## Exercise materials

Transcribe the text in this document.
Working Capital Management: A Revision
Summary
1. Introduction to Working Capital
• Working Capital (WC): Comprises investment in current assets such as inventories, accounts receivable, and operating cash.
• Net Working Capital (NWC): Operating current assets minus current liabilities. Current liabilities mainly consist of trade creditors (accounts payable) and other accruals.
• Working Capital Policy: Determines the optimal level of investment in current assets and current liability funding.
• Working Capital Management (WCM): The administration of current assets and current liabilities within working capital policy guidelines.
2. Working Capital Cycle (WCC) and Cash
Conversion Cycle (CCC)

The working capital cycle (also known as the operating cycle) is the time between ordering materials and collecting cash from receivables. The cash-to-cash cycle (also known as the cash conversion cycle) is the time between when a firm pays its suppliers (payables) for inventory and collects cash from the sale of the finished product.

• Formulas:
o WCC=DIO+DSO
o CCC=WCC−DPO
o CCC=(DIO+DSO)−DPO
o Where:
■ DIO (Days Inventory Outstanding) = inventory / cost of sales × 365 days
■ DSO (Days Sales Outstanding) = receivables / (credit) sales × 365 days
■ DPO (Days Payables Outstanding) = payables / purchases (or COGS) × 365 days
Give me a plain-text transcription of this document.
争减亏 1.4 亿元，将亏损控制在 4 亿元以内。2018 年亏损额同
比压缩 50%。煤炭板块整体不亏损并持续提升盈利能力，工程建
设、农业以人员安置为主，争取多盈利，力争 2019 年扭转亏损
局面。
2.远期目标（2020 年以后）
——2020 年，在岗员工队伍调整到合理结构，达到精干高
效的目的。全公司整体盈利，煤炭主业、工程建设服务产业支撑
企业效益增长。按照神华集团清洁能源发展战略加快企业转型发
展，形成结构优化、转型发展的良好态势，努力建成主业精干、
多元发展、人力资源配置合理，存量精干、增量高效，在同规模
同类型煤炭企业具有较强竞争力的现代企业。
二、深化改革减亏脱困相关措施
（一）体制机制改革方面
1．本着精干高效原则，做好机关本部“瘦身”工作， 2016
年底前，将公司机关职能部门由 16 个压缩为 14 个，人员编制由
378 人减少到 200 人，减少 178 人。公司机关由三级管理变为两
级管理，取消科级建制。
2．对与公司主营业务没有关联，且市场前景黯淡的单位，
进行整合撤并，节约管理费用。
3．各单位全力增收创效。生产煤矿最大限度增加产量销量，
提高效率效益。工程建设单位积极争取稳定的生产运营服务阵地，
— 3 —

## Task prompt
Make a verbatim copy of every entry shown above.

## Task answer
Transcribe the text in this document.
Working Capital Management: A Revision
Summary
1. Introduction to Working Capital
• Working Capital (WC): Comprises investment in current assets such as inventories, accounts receivable, and operating cash.
• Net Working Capital (NWC): Operating current assets minus current liabilities. Current liabilities mainly consist of trade creditors (accounts payable) and other accruals.
• Working Capital Policy: Determines the optimal level of investment in current assets and current liability funding.
• Working Capital Management (WCM): The administration of current assets and current liabilities within working capital policy guidelines.
2. Working Capital Cycle (WCC) and Cash
Conversion Cycle (CCC)

The working capital cycle (also known as the operating cycle) is the time between ordering materials and collecting cash from receivables. The cash-to-cash cycle (also known as the cash conversion cycle) is the time between when a firm pays its suppliers (payables) for inventory and collects cash from the sale of the finished product.

• Formulas:
o WCC=DIO+DSO
o CCC=WCC−DPO
o CCC=(DIO+DSO)−DPO
o Where:
■ DIO (Days Inventory Outstanding) = inventory / cost of sales × 365 days
■ DSO (Days Sales Outstanding) = receivables / (credit) sales × 365 days
■ DPO (Days Payables Outstanding) = payables / purchases (or COGS) × 365 days
Give me a plain-text transcription of this document.
争减亏 1.4 亿元，将亏损控制在 4 亿元以内。2018 年亏损额同
比压缩 50%。煤炭板块整体不亏损并持续提升盈利能力，工程建
设、农业以人员安置为主，争取多盈利，力争 2019 年扭转亏损
局面。
2.远期目标（2020 年以后）
——2020 年，在岗员工队伍调整到合理结构，达到精干高
效的目的。全公司整体盈利，煤炭主业、工程建设服务产业支撑
企业效益增长。按照神华集团清洁能源发展战略加快企业转型发
展，形成结构优化、转型发展的良好态势，努力建成主业精干、
多元发展、人力资源配置合理，存量精干、增量高效，在同规模
同类型煤炭企业具有较强竞争力的现代企业。
二、深化改革减亏脱困相关措施
（一）体制机制改革方面
1．本着精干高效原则，做好机关本部“瘦身”工作， 2016
年底前，将公司机关职能部门由 16 个压缩为 14 个，人员编制由
378 人减少到 200 人，减少 178 人。公司机关由三级管理变为两
级管理，取消科级建制。
2．对与公司主营业务没有关联，且市场前景黯淡的单位，
进行整合撤并，节约管理费用。
3．各单位全力增收创效。生产煤矿最大限度增加产量销量，
提高效率效益。工程建设单位积极争取稳定的生产运营服务阵地，
— 3 —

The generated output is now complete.